Problem to work on
Output all of the entries below precisely as written.

** begin **

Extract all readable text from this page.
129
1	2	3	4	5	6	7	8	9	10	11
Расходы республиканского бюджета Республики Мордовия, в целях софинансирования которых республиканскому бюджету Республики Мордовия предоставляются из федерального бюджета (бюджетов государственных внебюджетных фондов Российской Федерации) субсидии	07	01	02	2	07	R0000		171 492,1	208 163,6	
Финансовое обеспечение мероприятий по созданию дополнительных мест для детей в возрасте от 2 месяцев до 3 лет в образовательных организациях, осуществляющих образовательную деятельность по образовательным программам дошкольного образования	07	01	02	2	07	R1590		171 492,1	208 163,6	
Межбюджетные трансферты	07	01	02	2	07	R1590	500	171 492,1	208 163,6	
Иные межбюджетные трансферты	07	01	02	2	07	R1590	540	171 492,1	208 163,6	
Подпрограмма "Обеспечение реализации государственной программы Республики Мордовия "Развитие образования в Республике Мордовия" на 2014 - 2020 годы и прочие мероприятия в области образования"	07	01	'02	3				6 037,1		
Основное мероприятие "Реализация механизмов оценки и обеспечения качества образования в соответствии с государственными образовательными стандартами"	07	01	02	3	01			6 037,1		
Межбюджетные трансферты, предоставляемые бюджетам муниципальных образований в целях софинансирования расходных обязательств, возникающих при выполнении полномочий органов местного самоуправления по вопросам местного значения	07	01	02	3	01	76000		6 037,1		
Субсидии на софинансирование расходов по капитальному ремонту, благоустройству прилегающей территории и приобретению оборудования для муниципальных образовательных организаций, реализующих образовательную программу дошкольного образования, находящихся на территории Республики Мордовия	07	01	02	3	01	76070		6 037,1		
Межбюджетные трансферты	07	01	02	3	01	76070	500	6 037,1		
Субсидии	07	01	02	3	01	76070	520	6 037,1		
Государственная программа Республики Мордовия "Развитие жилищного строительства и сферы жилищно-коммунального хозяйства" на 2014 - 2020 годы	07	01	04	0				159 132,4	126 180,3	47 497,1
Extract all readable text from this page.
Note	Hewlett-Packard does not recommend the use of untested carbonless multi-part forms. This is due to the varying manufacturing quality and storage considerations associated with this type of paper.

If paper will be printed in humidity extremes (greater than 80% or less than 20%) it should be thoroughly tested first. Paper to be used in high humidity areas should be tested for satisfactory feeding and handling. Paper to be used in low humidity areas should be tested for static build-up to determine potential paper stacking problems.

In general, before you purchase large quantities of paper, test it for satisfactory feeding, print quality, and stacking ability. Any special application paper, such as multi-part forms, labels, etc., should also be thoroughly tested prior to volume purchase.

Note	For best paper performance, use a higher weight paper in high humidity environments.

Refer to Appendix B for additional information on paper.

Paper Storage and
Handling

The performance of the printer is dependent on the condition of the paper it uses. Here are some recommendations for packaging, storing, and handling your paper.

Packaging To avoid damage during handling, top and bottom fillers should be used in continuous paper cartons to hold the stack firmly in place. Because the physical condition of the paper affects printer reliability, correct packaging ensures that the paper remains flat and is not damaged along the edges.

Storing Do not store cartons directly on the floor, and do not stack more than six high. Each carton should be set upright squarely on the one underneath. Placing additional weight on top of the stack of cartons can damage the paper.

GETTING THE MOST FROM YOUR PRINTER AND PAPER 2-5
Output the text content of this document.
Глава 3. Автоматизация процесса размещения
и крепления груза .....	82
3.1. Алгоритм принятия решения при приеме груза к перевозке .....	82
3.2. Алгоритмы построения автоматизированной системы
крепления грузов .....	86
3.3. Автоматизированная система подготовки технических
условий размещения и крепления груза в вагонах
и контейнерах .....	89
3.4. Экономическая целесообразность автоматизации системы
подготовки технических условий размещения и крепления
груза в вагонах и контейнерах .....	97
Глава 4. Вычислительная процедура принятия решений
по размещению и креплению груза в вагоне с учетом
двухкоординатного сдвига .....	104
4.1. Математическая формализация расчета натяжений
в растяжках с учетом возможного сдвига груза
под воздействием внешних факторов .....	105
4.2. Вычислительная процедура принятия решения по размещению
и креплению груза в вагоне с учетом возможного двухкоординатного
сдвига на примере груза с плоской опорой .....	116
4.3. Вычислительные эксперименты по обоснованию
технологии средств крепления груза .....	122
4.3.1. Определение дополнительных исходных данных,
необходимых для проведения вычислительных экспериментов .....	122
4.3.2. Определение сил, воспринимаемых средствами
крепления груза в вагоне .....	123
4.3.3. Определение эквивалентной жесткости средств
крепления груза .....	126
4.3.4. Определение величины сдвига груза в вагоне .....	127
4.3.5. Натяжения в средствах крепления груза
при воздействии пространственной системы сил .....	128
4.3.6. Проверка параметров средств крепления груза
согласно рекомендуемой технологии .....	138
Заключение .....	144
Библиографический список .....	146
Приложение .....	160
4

** end **

Worked answer
Extract all readable text from this page.
129
1	2	3	4	5	6	7	8	9	10	11
Расходы республиканского бюджета Республики Мордовия, в целях софинансирования которых республиканскому бюджету Республики Мордовия предоставляются из федерального бюджета (бюджетов государственных внебюджетных фондов Российской Федерации) субсидии	07	01	02	2	07	R0000		171 492,1	208 163,6	
Финансовое обеспечение мероприятий по созданию дополнительных мест для детей в возрасте от 2 месяцев до 3 лет в образовательных организациях, осуществляющих образовательную деятельность по образовательным программам дошкольного образования	07	01	02	2	07	R1590		171 492,1	208 163,6	
Межбюджетные трансферты	07	01	02	2	07	R1590	500	171 492,1	208 163,6	
Иные межбюджетные трансферты	07	01	02	2	07	R1590	540	171 492,1	208 163,6	
Подпрограмма "Обеспечение реализации государственной программы Республики Мордовия "Развитие образования в Республике Мордовия" на 2014 - 2020 годы и прочие мероприятия в области образования"	07	01	'02	3				6 037,1		
Основное мероприятие "Реализация механизмов оценки и обеспечения качества образования в соответствии с государственными образовательными стандартами"	07	01	02	3	01			6 037,1		
Межбюджетные трансферты, предоставляемые бюджетам муниципальных образований в целях софинансирования расходных обязательств, возникающих при выполнении полномочий органов местного самоуправления по вопросам местного значения	07	01	02	3	01	76000		6 037,1		
Субсидии на софинансирование расходов по капитальному ремонту, благоустройству прилегающей территории и приобретению оборудования для муниципальных образовательных организаций, реализующих образовательную программу дошкольного образования, находящихся на территории Республики Мордовия	07	01	02	3	01	76070		6 037,1		
Межбюджетные трансферты	07	01	02	3	01	76070	500	6 037,1		
Субсидии	07	01	02	3	01	76070	520	6 037,1		
Государственная программа Республики Мордовия "Развитие жилищного строительства и сферы жилищно-коммунального хозяйства" на 2014 - 2020 годы	07	01	04	0				159 132,4	126 180,3	47 497,1
Extract all readable text from this page.
Note	Hewlett-Packard does not recommend the use of untested carbonless multi-part forms. This is due to the varying manufacturing quality and storage considerations associated with this type of paper.

If paper will be printed in humidity extremes (greater than 80% or less than 20%) it should be thoroughly tested first. Paper to be used in high humidity areas should be tested for satisfactory feeding and handling. Paper to be used in low humidity areas should be tested for static build-up to determine potential paper stacking problems.

In general, before you purchase large quantities of paper, test it for satisfactory feeding, print quality, and stacking ability. Any special application paper, such as multi-part forms, labels, etc., should also be thoroughly tested prior to volume purchase.

Note	For best paper performance, use a higher weight paper in high humidity environments.

Refer to Appendix B for additional information on paper.

Paper Storage and
Handling

The performance of the printer is dependent on the condition of the paper it uses. Here are some recommendations for packaging, storing, and handling your paper.

Packaging To avoid damage during handling, top and bottom fillers should be used in continuous paper cartons to hold the stack firmly in place. Because the physical condition of the paper affects printer reliability, correct packaging ensures that the paper remains flat and is not damaged along the edges.

Storing Do not store cartons directly on the floor, and do not stack more than six high. Each carton should be set upright squarely on the one underneath. Placing additional weight on top of the stack of cartons can damage the paper.

GETTING THE MOST FROM YOUR PRINTER AND PAPER 2-5
Output the text content of this document.
Глава 3. Автоматизация процесса размещения
и крепления груза .....	82
3.1. Алгоритм принятия решения при приеме груза к перевозке .....	82
3.2. Алгоритмы построения автоматизированной системы
крепления грузов .....	86
3.3. Автоматизированная система подготовки технических
условий размещения и крепления груза в вагонах
и контейнерах .....	89
3.4. Экономическая целесообразность автоматизации системы
подготовки технических условий размещения и крепления
груза в вагонах и контейнерах .....	97
Глава 4. Вычислительная процедура принятия решений
по размещению и креплению груза в вагоне с учетом
двухкоординатного сдвига .....	104
4.1. Математическая формализация расчета натяжений
в растяжках с учетом возможного сдвига груза
под воздействием внешних факторов .....	105
4.2. Вычислительная процедура принятия решения по размещению
и креплению груза в вагоне с учетом возможного двухкоординатного
сдвига на примере груза с плоской опорой .....	116
4.3. Вычислительные эксперименты по обоснованию
технологии средств крепления груза .....	122
4.3.1. Определение дополнительных исходных данных,
необходимых для проведения вычислительных экспериментов .....	122
4.3.2. Определение сил, воспринимаемых средствами
крепления груза в вагоне .....	123
4.3.3. Определение эквивалентной жесткости средств
крепления груза .....	126
4.3.4. Определение величины сдвига груза в вагоне .....	127
4.3.5. Натяжения в средствах крепления груза
при воздействии пространственной системы сил .....	128
4.3.6. Проверка параметров средств крепления груза
согласно рекомендуемой технологии .....	138
Заключение .....	144
Библиографический список .....	146
Приложение .....	160
4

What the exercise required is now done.